### Problem set
1. On what date was People v. Price decided, according to the case page?
2. Carry on the People v. Price case page, starting right after its final line, "ANDREEN, J."

(Selected text Opens)

People v. Price

151 Cal. App. 3d 803, 199 Cal. Rptr. 99, 1984 Cal. App. LEXIS 1600
CourtCalifornia Court of Appeal
DecidedFebruary 6, 1984
DocketCrim. 6459
StatusPublished
Cited by69 cases

This text of 151 Cal. App. 3d 803 (People v. Price) is published on Counsel Stack Legal Research, covering California Court of Appeal primary law. Counsel Stack provides free access to over 12 million legal documents including statutes, case law, regulations, and constitutions.

Bluebook
People v. Price, 151 Cal. App. 3d 803, 199 Cal. Rptr. 99, 1984 Cal. App. LEXIS 1600 (Cal. Ct. App. 1984).

Opinion

Opinion

ANDREEN, J.

(Selected text Closes)
(Data under study Opens)

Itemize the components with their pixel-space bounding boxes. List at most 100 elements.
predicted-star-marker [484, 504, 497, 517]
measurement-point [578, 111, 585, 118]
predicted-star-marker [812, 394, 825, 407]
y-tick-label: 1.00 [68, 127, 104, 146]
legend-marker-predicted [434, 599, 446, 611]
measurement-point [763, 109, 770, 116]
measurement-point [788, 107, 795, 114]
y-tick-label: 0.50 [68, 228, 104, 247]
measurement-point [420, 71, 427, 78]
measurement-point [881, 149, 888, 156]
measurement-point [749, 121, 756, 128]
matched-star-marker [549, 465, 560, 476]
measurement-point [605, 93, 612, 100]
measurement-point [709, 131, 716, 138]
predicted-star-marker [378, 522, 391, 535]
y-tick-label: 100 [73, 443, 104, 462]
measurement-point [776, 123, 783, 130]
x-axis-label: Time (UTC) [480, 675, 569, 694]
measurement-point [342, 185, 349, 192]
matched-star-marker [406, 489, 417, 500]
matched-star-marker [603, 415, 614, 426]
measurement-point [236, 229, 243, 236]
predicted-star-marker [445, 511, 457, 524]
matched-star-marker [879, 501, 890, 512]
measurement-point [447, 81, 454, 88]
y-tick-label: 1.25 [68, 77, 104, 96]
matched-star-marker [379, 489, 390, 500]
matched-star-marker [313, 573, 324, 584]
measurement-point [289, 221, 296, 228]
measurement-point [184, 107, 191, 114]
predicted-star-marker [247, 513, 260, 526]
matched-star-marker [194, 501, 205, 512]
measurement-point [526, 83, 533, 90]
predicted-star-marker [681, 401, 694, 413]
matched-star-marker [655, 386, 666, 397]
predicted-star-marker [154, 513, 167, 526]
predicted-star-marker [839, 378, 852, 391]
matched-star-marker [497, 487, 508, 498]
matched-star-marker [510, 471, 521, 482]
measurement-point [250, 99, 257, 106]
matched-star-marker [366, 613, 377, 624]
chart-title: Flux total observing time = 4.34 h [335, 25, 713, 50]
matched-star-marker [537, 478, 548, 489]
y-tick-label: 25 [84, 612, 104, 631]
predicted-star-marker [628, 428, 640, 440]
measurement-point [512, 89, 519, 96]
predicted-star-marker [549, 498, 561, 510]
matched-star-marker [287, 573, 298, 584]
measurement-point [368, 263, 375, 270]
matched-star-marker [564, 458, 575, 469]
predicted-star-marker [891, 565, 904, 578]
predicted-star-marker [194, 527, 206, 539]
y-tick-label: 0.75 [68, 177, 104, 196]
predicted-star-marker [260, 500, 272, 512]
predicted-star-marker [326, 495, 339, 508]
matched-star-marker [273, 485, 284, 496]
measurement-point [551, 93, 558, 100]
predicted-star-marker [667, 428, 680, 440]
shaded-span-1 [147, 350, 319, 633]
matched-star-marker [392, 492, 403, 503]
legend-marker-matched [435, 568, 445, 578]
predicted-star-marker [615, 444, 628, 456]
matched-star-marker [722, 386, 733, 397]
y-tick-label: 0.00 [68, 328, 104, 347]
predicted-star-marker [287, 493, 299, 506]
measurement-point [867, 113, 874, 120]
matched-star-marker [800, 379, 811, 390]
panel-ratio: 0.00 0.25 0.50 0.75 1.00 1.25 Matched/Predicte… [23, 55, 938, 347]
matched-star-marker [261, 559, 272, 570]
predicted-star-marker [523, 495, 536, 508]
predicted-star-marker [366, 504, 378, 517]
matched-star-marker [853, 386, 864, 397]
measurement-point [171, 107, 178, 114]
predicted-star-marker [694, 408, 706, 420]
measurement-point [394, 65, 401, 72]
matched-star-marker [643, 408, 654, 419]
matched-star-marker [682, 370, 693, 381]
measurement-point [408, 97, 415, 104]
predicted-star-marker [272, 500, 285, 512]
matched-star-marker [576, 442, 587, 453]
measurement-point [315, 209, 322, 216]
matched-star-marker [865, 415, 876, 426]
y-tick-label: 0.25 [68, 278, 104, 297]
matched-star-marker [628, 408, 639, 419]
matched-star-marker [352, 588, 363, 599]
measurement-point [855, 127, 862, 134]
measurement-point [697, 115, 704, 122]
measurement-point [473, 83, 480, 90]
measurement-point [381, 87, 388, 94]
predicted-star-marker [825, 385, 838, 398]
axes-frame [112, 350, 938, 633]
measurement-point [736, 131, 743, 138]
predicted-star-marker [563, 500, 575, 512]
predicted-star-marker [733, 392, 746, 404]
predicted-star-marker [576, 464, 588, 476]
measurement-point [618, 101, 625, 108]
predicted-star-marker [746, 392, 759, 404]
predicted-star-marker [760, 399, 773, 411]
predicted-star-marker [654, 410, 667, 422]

(Data under study Closes)

### Responses by item number
1. February 6, 1984

2.
This appeal presents several complex sentencing issues arising from multiple convictions for both violent sex offenses and nonsex offenses. In the published portion of the opinion, we hold that the same fact may not be used to both impose an upper term and to justify full, separate and consecutive (full-force consecutive) sentences under Penal Code section 667.6, subdivision (c). Also, a single factor in aggravation, if applicable to each of several offenses, may be used to justify selection of the upper term as to each provided the fact is reasonably related to each offense. We further hold that where a weapon is used in each of several violent sex offenses, the trial court need not impose the enhancement to each conviction and may not so impose an enhancement if the weapon use is utilized for aggravation purposes. Finally, we reemphasize that the harsher sentencing provisions of Penal Code 2 section 667.6, subdivisions (c) and (d) are not “enhancements” such as must be pleaded in the information pursuant to section 1170.1, subdivision (e).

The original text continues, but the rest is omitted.